Start of Block

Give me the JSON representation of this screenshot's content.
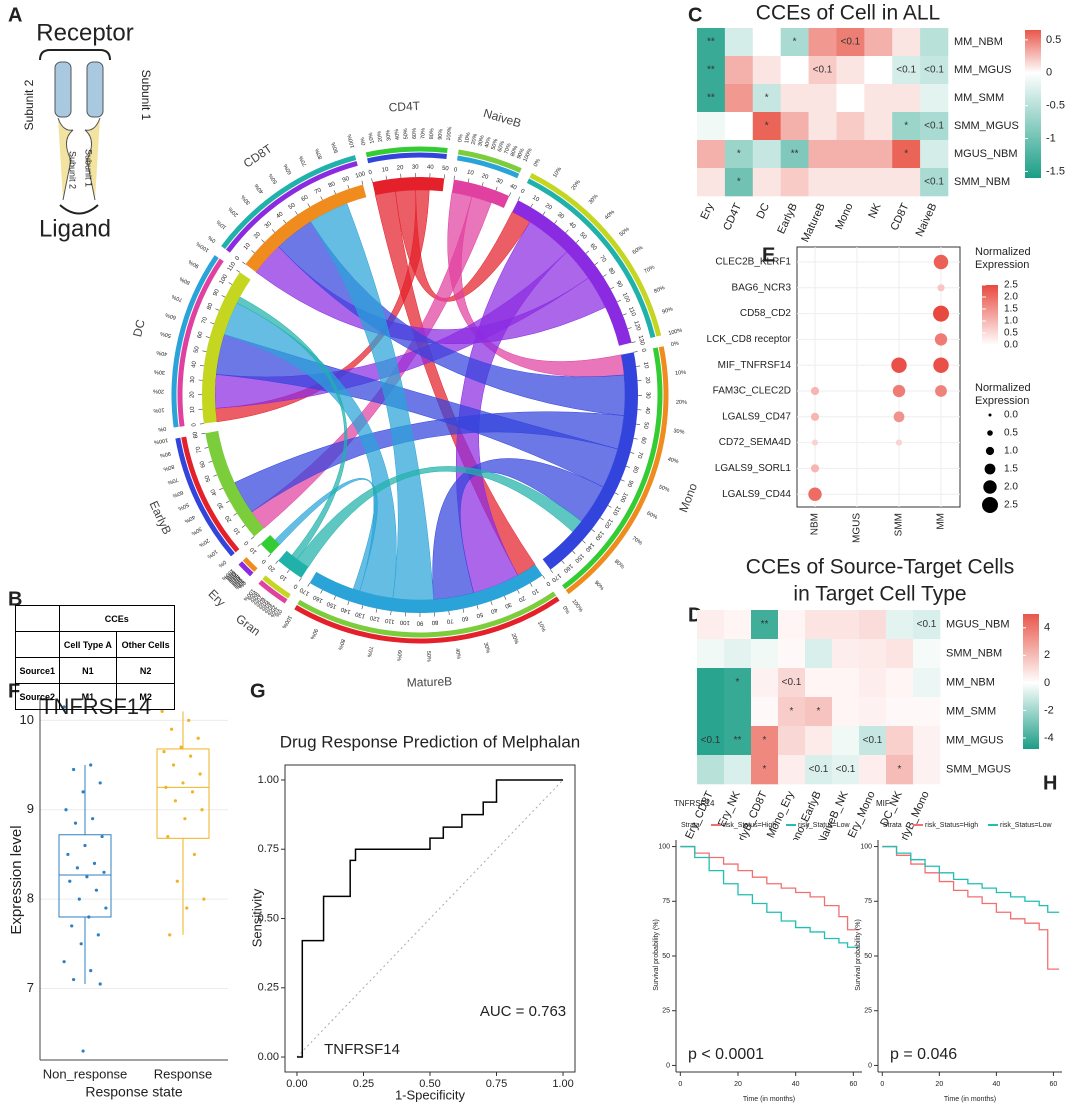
{
  "panel_labels": [
    "A",
    "B",
    "C",
    "D",
    "E",
    "F",
    "G",
    "H"
  ],
  "schematic": {
    "receptor": "Receptor",
    "ligand": "Ligand",
    "subunit_1": "Subunit 1",
    "subunit_2": "Subunit 2"
  },
  "table": {
    "header": "CCEs",
    "columns": [
      "Cell Type A",
      "Other Cells"
    ],
    "rows": [
      [
        "Source1",
        "N1",
        "N2"
      ],
      [
        "Source2",
        "M1",
        "M2"
      ]
    ]
  },
  "chart_data": [
    {
      "type": "chord",
      "sectors": [
        "CD4T",
        "NaiveB",
        null,
        "Mono",
        "MatureB",
        "Gran",
        "Ery",
        "EarlyB",
        "DC",
        "CD8T"
      ],
      "values": [
        50,
        40,
        130,
        170,
        170,
        20,
        10,
        80,
        110,
        100
      ],
      "colors": [
        "#e4202a",
        "#e040a0",
        "#8a2be2",
        "#3344dd",
        "#29a3d8",
        "#20b2aa",
        "#33cc33",
        "#7ccd3c",
        "#c5d620",
        "#f08c1e"
      ],
      "axis_ticks": [
        0,
        10,
        20,
        30,
        40,
        50,
        60,
        70,
        80,
        90,
        100,
        110,
        120,
        130,
        140,
        150,
        160,
        170
      ],
      "percent_ticks": [
        {
          "value": 0,
          "label": "0%"
        },
        {
          "value": 10,
          "label": "10%"
        },
        {
          "value": 20,
          "label": "20%"
        },
        {
          "value": 30,
          "label": "30%"
        },
        {
          "value": 40,
          "label": "40%"
        },
        {
          "value": 50,
          "label": "50%"
        },
        {
          "value": 60,
          "label": "60%"
        },
        {
          "value": 70,
          "label": "70%"
        },
        {
          "value": 80,
          "label": "80%"
        },
        {
          "value": 90,
          "label": "90%"
        },
        {
          "value": 100,
          "label": "100%"
        }
      ],
      "links": {
        "source": [
          0,
          0,
          0,
          1,
          1,
          2,
          2,
          2,
          3,
          3,
          3,
          3,
          4,
          4,
          4,
          5,
          5
        ],
        "target": [
          4,
          2,
          8,
          3,
          7,
          4,
          8,
          9,
          9,
          7,
          8,
          4,
          9,
          8,
          6,
          3,
          8
        ],
        "values": [
          15,
          15,
          10,
          15,
          15,
          35,
          25,
          25,
          30,
          25,
          30,
          30,
          30,
          25,
          5,
          10,
          5
        ]
      }
    },
    {
      "type": "heatmap",
      "title": "CCEs of Cell in ALL",
      "x": [
        "Ery",
        "CD4T",
        "DC",
        "EarlyB",
        "MatureB",
        "Mono",
        "NK",
        "CD8T",
        "NaiveB"
      ],
      "y": [
        "MM_NBM",
        "MM_MGUS",
        "MM_SMM",
        "SMM_MGUS",
        "MGUS_NBM",
        "SMM_NBM"
      ],
      "values": [
        [
          -1.4,
          -0.3,
          0.0,
          -0.6,
          0.4,
          0.5,
          0.3,
          0.1,
          -0.5
        ],
        [
          -1.4,
          0.3,
          0.1,
          0.0,
          0.2,
          0.1,
          0.0,
          -0.3,
          -0.4
        ],
        [
          -1.4,
          0.4,
          -0.4,
          0.1,
          0.1,
          0.0,
          0.1,
          0.1,
          -0.2
        ],
        [
          -0.1,
          0.0,
          0.6,
          0.3,
          0.1,
          0.2,
          0.1,
          -0.7,
          -0.6
        ],
        [
          0.3,
          -0.7,
          -0.4,
          -0.9,
          0.3,
          0.3,
          0.3,
          0.6,
          -0.3
        ],
        [
          0.1,
          -1.0,
          0.1,
          0.2,
          0.1,
          0.1,
          0.1,
          0.1,
          -0.6
        ]
      ],
      "annotations": [
        [
          "**",
          null,
          null,
          "*",
          null,
          "<0.1",
          null,
          null,
          null
        ],
        [
          "**",
          null,
          null,
          null,
          "<0.1",
          null,
          null,
          "<0.1",
          "<0.1"
        ],
        [
          "**",
          null,
          "*",
          null,
          null,
          null,
          null,
          null,
          null
        ],
        [
          null,
          null,
          "*",
          null,
          null,
          null,
          null,
          "*",
          "<0.1"
        ],
        [
          null,
          "*",
          null,
          "**",
          null,
          null,
          null,
          "*",
          null
        ],
        [
          null,
          "*",
          null,
          null,
          null,
          null,
          null,
          null,
          "<0.1"
        ]
      ],
      "zlim": [
        -1.6,
        0.65
      ],
      "zticks": [
        0.5,
        0,
        -0.5,
        -1,
        -1.5
      ],
      "colors": [
        "#1b9e86",
        "#ffffff",
        "#e8574a"
      ]
    },
    {
      "type": "dotplot",
      "x": [
        "NBM",
        "MGUS",
        "SMM",
        "MM"
      ],
      "y": [
        "CLEC2B_KLRF1",
        "BAG6_NCR3",
        "CD58_CD2",
        "LCK_CD8 receptor",
        "MIF_TNFRSF14",
        "FAM3C_CLEC2D",
        "LGALS9_CD47",
        "CD72_SEMA4D",
        "LGALS9_SORL1",
        "LGALS9_CD44"
      ],
      "values": [
        [
          null,
          null,
          null,
          2.2
        ],
        [
          null,
          null,
          null,
          0.8
        ],
        [
          null,
          null,
          null,
          2.5
        ],
        [
          null,
          null,
          null,
          1.8
        ],
        [
          null,
          null,
          2.4,
          2.4
        ],
        [
          1.0,
          null,
          1.8,
          1.7
        ],
        [
          1.0,
          null,
          1.5,
          null
        ],
        [
          0.6,
          null,
          0.6,
          null
        ],
        [
          1.0,
          null,
          null,
          null
        ],
        [
          2.0,
          null,
          null,
          null
        ]
      ],
      "legend_title": "Normalized Expression",
      "zlim": [
        0,
        2.5
      ],
      "zticks": [
        {
          "value": 2.5,
          "label": "2.5"
        },
        {
          "value": 2,
          "label": "2.0"
        },
        {
          "value": 1.5,
          "label": "1.5"
        },
        {
          "value": 1,
          "label": "1.0"
        },
        {
          "value": 0.5,
          "label": "0.5"
        },
        {
          "value": 0,
          "label": "0.0"
        }
      ],
      "size_ticks": [
        {
          "value": 0,
          "label": "0.0"
        },
        {
          "value": 0.5,
          "label": "0.5"
        },
        {
          "value": 1,
          "label": "1.0"
        },
        {
          "value": 1.5,
          "label": "1.5"
        },
        {
          "value": 2,
          "label": "2.0"
        },
        {
          "value": 2.5,
          "label": "2.5"
        }
      ],
      "colors": [
        "#ffffff",
        "#e8493f"
      ]
    },
    {
      "type": "heatmap",
      "title_lines": [
        "CCEs of Source-Target Cells",
        "in Target Cell Type"
      ],
      "x": [
        "Ery_CD8T",
        "Ery_NK",
        "EarlyB_CD8T",
        "Mono_Ery",
        "Mono_EarlyB",
        "NaiveB_NK",
        "Ery_Mono",
        "DC_NK",
        "EarlyB_Mono"
      ],
      "y": [
        "MGUS_NBM",
        "SMM_NBM",
        "MM_NBM",
        "MM_SMM",
        "MM_MGUS",
        "SMM_MGUS"
      ],
      "values": [
        [
          0.5,
          0.3,
          -4,
          0.3,
          0.8,
          0.8,
          1.0,
          -0.6,
          -0.8
        ],
        [
          -0.3,
          -0.6,
          -0.3,
          0.2,
          -0.8,
          0.5,
          0.6,
          0.8,
          -0.2
        ],
        [
          -4.5,
          -4.2,
          0.4,
          1.2,
          0.3,
          0.3,
          0.5,
          0.3,
          -0.4
        ],
        [
          -4.5,
          -4.2,
          0.2,
          1.5,
          1.8,
          0.3,
          0.4,
          0.2,
          0.2
        ],
        [
          -4.5,
          -4.2,
          3.5,
          1.2,
          0.6,
          -0.3,
          -1.2,
          1.4,
          0.4
        ],
        [
          -1.5,
          -0.8,
          3.5,
          0.5,
          -0.8,
          -0.6,
          0.5,
          2.0,
          0.4
        ]
      ],
      "annotations": [
        [
          null,
          null,
          "**",
          null,
          null,
          null,
          null,
          null,
          "<0.1"
        ],
        [
          null,
          null,
          null,
          null,
          null,
          null,
          null,
          null,
          null
        ],
        [
          null,
          "*",
          null,
          "<0.1",
          null,
          null,
          null,
          null,
          null
        ],
        [
          null,
          null,
          null,
          "*",
          "*",
          null,
          null,
          null,
          null
        ],
        [
          "<0.1",
          "**",
          "*",
          null,
          null,
          null,
          "<0.1",
          null,
          null
        ],
        [
          null,
          null,
          "*",
          null,
          "<0.1",
          "<0.1",
          null,
          "*",
          null
        ]
      ],
      "zlim": [
        -4.8,
        5
      ],
      "zticks": [
        4,
        2,
        0,
        -2,
        -4
      ],
      "colors": [
        "#1b9e86",
        "#ffffff",
        "#e8574a"
      ]
    },
    {
      "type": "box",
      "title": "TNFRSF14",
      "xlabel": "Response state",
      "ylabel": "Expression level",
      "categories": [
        "Non_response",
        "Response"
      ],
      "colors": [
        "#2f7fc1",
        "#f0b323"
      ],
      "min": [
        7.05,
        7.6
      ],
      "q1": [
        7.8,
        8.68
      ],
      "median": [
        8.27,
        9.25
      ],
      "q3": [
        8.72,
        9.68
      ],
      "max": [
        9.5,
        10.1
      ],
      "points": [
        [
          10.15,
          9.5,
          9.45,
          9.3,
          9.2,
          9.0,
          8.9,
          8.85,
          8.7,
          8.6,
          8.5,
          8.4,
          8.35,
          8.3,
          8.25,
          8.2,
          8.1,
          8.0,
          7.9,
          7.8,
          7.7,
          7.6,
          7.5,
          7.3,
          7.2,
          7.1,
          7.05,
          6.3
        ],
        [
          10.1,
          10.0,
          9.9,
          9.8,
          9.7,
          9.65,
          9.6,
          9.5,
          9.4,
          9.3,
          9.25,
          9.2,
          9.1,
          9.0,
          8.9,
          8.7,
          8.5,
          8.2,
          8.0,
          7.9,
          7.6
        ]
      ],
      "ylim": [
        6.2,
        10.25
      ],
      "yticks": [
        7,
        8,
        9,
        10
      ]
    },
    {
      "type": "line",
      "title": "Drug Response Prediction of Melphalan",
      "xlabel": "1-Specificity",
      "ylabel": "Sensitivity",
      "annotation": "AUC = 0.763",
      "series_label": "TNFRSF14",
      "color": "#000000",
      "x": [
        0,
        0.02,
        0.02,
        0.1,
        0.1,
        0.2,
        0.2,
        0.22,
        0.22,
        0.5,
        0.5,
        0.55,
        0.55,
        0.62,
        0.62,
        0.7,
        0.7,
        0.75,
        0.75,
        1
      ],
      "values": [
        0,
        0,
        0.42,
        0.42,
        0.58,
        0.58,
        0.71,
        0.71,
        0.75,
        0.75,
        0.79,
        0.79,
        0.83,
        0.83,
        0.875,
        0.875,
        0.92,
        0.92,
        1,
        1
      ],
      "xlim": [
        -0.045,
        1.045
      ],
      "ylim": [
        -0.054,
        1.054
      ],
      "xticks": [
        {
          "value": 0,
          "label": "0.00"
        },
        {
          "value": 0.25,
          "label": "0.25"
        },
        {
          "value": 0.5,
          "label": "0.50"
        },
        {
          "value": 0.75,
          "label": "0.75"
        },
        {
          "value": 1,
          "label": "1.00"
        }
      ],
      "yticks": [
        {
          "value": 0,
          "label": "0.00"
        },
        {
          "value": 0.25,
          "label": "0.25"
        },
        {
          "value": 0.5,
          "label": "0.50"
        },
        {
          "value": 0.75,
          "label": "0.75"
        },
        {
          "value": 1,
          "label": "1.00"
        }
      ]
    },
    {
      "type": "km",
      "title": "TNFRSF14",
      "legend_title": "Strata",
      "annotation": "p < 0.0001",
      "xlabel": "Time (in months)",
      "ylabel": "Survival probability (%)",
      "x": [
        0,
        5,
        10,
        15,
        20,
        25,
        30,
        35,
        40,
        45,
        50,
        55,
        58,
        62
      ],
      "series": [
        {
          "name": "risk_Status=High",
          "color": "#f07070",
          "values": [
            100,
            97,
            95,
            92,
            89,
            86,
            83,
            81,
            79,
            77,
            73,
            68,
            62,
            62
          ]
        },
        {
          "name": "risk_Status=Low",
          "color": "#1fbfb4",
          "values": [
            100,
            95,
            89,
            83,
            78,
            74,
            70,
            66,
            63,
            61,
            58,
            56,
            54,
            54
          ]
        }
      ],
      "xlim": [
        -1.5,
        63
      ],
      "ylim": [
        -3,
        103
      ],
      "xticks": [
        0,
        20,
        40,
        60
      ],
      "yticks": [
        0,
        25,
        50,
        75,
        100
      ]
    },
    {
      "type": "km",
      "title": "MIF",
      "legend_title": "Strata",
      "annotation": "p = 0.046",
      "xlabel": "Time (in months)",
      "ylabel": "Survival probability (%)",
      "x": [
        0,
        5,
        10,
        15,
        20,
        25,
        30,
        35,
        40,
        45,
        50,
        55,
        58,
        62
      ],
      "series": [
        {
          "name": "risk_Status=High",
          "color": "#f07070",
          "values": [
            100,
            96,
            92,
            88,
            84,
            80,
            77,
            74,
            70,
            67,
            65,
            62,
            44,
            44
          ]
        },
        {
          "name": "risk_Status=Low",
          "color": "#1fbfb4",
          "values": [
            100,
            97,
            94,
            91,
            88,
            85,
            83,
            81,
            79,
            77,
            75,
            73,
            70,
            70
          ]
        }
      ],
      "xlim": [
        -1.5,
        63
      ],
      "ylim": [
        -3,
        103
      ],
      "xticks": [
        0,
        20,
        40,
        60
      ],
      "yticks": [
        0,
        25,
        50,
        75,
        100
      ]
    }
  ]
}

End of Block

What lines in the data hold the word "ylabel"? Return them.

REPLY:
      "ylabel": "Expression level",
      "ylabel": "Sensitivity",
      "ylabel": "Survival probability (%)",
      "ylabel": "Survival probability (%)",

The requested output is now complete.